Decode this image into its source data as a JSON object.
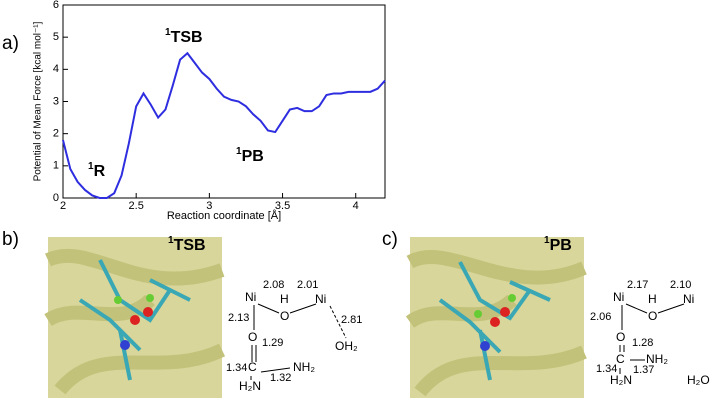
{
  "chart_data": {
    "type": "line",
    "xlabel": "Reaction coordinate [Å]",
    "ylabel": "Potential of Mean Force [kcal mol⁻¹]",
    "x": [
      2.0,
      2.05,
      2.1,
      2.15,
      2.2,
      2.25,
      2.3,
      2.35,
      2.4,
      2.45,
      2.5,
      2.55,
      2.6,
      2.65,
      2.7,
      2.75,
      2.8,
      2.85,
      2.9,
      2.95,
      3.0,
      3.05,
      3.1,
      3.15,
      3.2,
      3.25,
      3.3,
      3.35,
      3.4,
      3.45,
      3.5,
      3.55,
      3.6,
      3.65,
      3.7,
      3.75,
      3.8,
      3.85,
      3.9,
      3.95,
      4.0,
      4.05,
      4.1,
      4.15,
      4.2
    ],
    "values": [
      1.8,
      0.9,
      0.5,
      0.25,
      0.08,
      0.0,
      0.0,
      0.15,
      0.7,
      1.7,
      2.85,
      3.25,
      2.9,
      2.5,
      2.75,
      3.5,
      4.3,
      4.5,
      4.2,
      3.9,
      3.7,
      3.4,
      3.15,
      3.05,
      3.0,
      2.85,
      2.6,
      2.4,
      2.1,
      2.05,
      2.4,
      2.75,
      2.8,
      2.7,
      2.7,
      2.85,
      3.2,
      3.25,
      3.25,
      3.3,
      3.3,
      3.3,
      3.3,
      3.4,
      3.65
    ],
    "color": "#2e2ee0",
    "xlim": [
      2,
      4.2
    ],
    "xticks": [
      2,
      2.5,
      3,
      3.5,
      4
    ],
    "ylim": [
      0,
      6
    ],
    "yticks": [
      0,
      1,
      2,
      3,
      4,
      5,
      6
    ],
    "annotations": [
      {
        "sup": "1",
        "text": "R"
      },
      {
        "sup": "1",
        "text": "TSB"
      },
      {
        "sup": "1",
        "text": "PB"
      }
    ]
  },
  "panel_labels": [
    "a)",
    "b)",
    "c)"
  ],
  "structures": [
    {
      "title": {
        "sup": "1",
        "text": "TSB"
      },
      "labels": [
        "Ni",
        "H",
        "Ni",
        "O",
        "2.08",
        "2.01",
        "2.13",
        "2.81",
        "OH₂",
        "O",
        "1.29",
        "C",
        "NH₂",
        "1.34",
        "1.32",
        "H₂N"
      ]
    },
    {
      "title": {
        "sup": "1",
        "text": "PB"
      },
      "labels": [
        "Ni",
        "H",
        "Ni",
        "O",
        "2.17",
        "2.10",
        "2.06",
        "O",
        "1.28",
        "C",
        "NH₂",
        "1.34",
        "1.37",
        "H₂N",
        "H₂O"
      ]
    }
  ]
}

> _Set exercise_:
Omit every picture while copying the listing above exactly.

> _Correct response_:
Decode this image into its source data as a JSON object.
{
  "chart_data": {
    "type": "line",
    "xlabel": "Reaction coordinate [Å]",
    "ylabel": "Potential of Mean Force [kcal mol⁻¹]",
    "x": [
      2.0,
      2.05,
      2.1,
      2.15,
      2.2,
      2.25,
      2.3,
      2.35,
      2.4,
      2.45,
      2.5,
      2.55,
      2.6,
      2.65,
      2.7,
      2.75,
      2.8,
      2.85,
      2.9,
      2.95,
      3.0,
      3.05,
      3.1,
      3.15,
      3.2,
      3.25,
      3.3,
      3.35,
      3.4,
      3.45,
      3.5,
      3.55,
      3.6,
      3.65,
      3.7,
      3.75,
      3.8,
      3.85,
      3.9,
      3.95,
      4.0,
      4.05,
      4.1,
      4.15,
      4.2
    ],
    "values": [
      1.8,
      0.9,
      0.5,
      0.25,
      0.08,
      0.0,
      0.0,
      0.15,
      0.7,
      1.7,
      2.85,
      3.25,
      2.9,
      2.5,
      2.75,
      3.5,
      4.3,
      4.5,
      4.2,
      3.9,
      3.7,
      3.4,
      3.15,
      3.05,
      3.0,
      2.85,
      2.6,
      2.4,
      2.1,
      2.05,
      2.4,
      2.75,
      2.8,
      2.7,
      2.7,
      2.85,
      3.2,
      3.25,
      3.25,
      3.3,
      3.3,
      3.3,
      3.3,
      3.4,
      3.65
    ],
    "color": "#2e2ee0",
    "xlim": [
      2,
      4.2
    ],
    "xticks": [
      2,
      2.5,
      3,
      3.5,
      4
    ],
    "ylim": [
      0,
      6
    ],
    "yticks": [
      0,
      1,
      2,
      3,
      4,
      5,
      6
    ],
    "annotations": [
      {
        "sup": "1",
        "text": "R"
      },
      {
        "sup": "1",
        "text": "TSB"
      },
      {
        "sup": "1",
        "text": "PB"
      }
    ]
  },
  "panel_labels": [
    "a)",
    "b)",
    "c)"
  ],
  "structures": [
    {
      "title": {
        "sup": "1",
        "text": "TSB"
      },
      "labels": [
        "Ni",
        "H",
        "Ni",
        "O",
        "2.08",
        "2.01",
        "2.13",
        "2.81",
        "OH₂",
        "O",
        "1.29",
        "C",
        "NH₂",
        "1.34",
        "1.32",
        "H₂N"
      ]
    },
    {
      "title": {
        "sup": "1",
        "text": "PB"
      },
      "labels": [
        "Ni",
        "H",
        "Ni",
        "O",
        "2.17",
        "2.10",
        "2.06",
        "O",
        "1.28",
        "C",
        "NH₂",
        "1.34",
        "1.37",
        "H₂N",
        "H₂O"
      ]
    }
  ]
}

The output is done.